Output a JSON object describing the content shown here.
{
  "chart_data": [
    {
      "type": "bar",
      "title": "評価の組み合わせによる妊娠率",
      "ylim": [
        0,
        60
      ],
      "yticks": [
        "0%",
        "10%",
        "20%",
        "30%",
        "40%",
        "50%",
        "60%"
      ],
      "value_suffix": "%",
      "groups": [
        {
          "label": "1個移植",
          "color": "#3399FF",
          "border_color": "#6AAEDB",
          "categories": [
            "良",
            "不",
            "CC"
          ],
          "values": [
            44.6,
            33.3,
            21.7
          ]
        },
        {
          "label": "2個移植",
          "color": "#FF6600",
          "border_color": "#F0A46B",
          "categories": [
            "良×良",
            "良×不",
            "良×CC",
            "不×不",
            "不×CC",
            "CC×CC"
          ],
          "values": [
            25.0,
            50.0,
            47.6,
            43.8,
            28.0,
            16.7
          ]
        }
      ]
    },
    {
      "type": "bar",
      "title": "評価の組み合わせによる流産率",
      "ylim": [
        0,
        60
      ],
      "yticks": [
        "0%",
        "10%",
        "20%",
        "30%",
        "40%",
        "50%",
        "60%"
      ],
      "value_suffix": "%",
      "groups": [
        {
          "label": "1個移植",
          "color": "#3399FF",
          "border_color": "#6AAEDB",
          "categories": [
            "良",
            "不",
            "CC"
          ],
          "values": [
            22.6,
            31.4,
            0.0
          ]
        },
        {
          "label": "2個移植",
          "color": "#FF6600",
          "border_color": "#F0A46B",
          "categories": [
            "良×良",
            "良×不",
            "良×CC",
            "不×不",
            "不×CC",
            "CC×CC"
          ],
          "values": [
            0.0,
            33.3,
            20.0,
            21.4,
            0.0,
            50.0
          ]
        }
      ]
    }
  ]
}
..............................
* **The problem**: Print every record above exactly as written.

* **Exercise response**:
Output a JSON object describing the content shown here.
{
  "chart_data": [
    {
      "type": "bar",
      "title": "評価の組み合わせによる妊娠率",
      "ylim": [
        0,
        60
      ],
      "yticks": [
        "0%",
        "10%",
        "20%",
        "30%",
        "40%",
        "50%",
        "60%"
      ],
      "value_suffix": "%",
      "groups": [
        {
          "label": "1個移植",
          "color": "#3399FF",
          "border_color": "#6AAEDB",
          "categories": [
            "良",
            "不",
            "CC"
          ],
          "values": [
            44.6,
            33.3,
            21.7
          ]
        },
        {
          "label": "2個移植",
          "color": "#FF6600",
          "border_color": "#F0A46B",
          "categories": [
            "良×良",
            "良×不",
            "良×CC",
            "不×不",
            "不×CC",
            "CC×CC"
          ],
          "values": [
            25.0,
            50.0,
            47.6,
            43.8,
            28.0,
            16.7
          ]
        }
      ]
    },
    {
      "type": "bar",
      "title": "評価の組み合わせによる流産率",
      "ylim": [
        0,
        60
      ],
      "yticks": [
        "0%",
        "10%",
        "20%",
        "30%",
        "40%",
        "50%",
        "60%"
      ],
      "value_suffix": "%",
      "groups": [
        {
          "label": "1個移植",
          "color": "#3399FF",
          "border_color": "#6AAEDB",
          "categories": [
            "良",
            "不",
            "CC"
          ],
          "values": [
            22.6,
            31.4,
            0.0
          ]
        },
        {
          "label": "2個移植",
          "color": "#FF6600",
          "border_color": "#F0A46B",
          "categories": [
            "良×良",
            "良×不",
            "良×CC",
            "不×不",
            "不×CC",
            "CC×CC"
          ],
          "values": [
            0.0,
            33.3,
            20.0,
            21.4,
            0.0,
            50.0
          ]
        }
      ]
    }
  ]
}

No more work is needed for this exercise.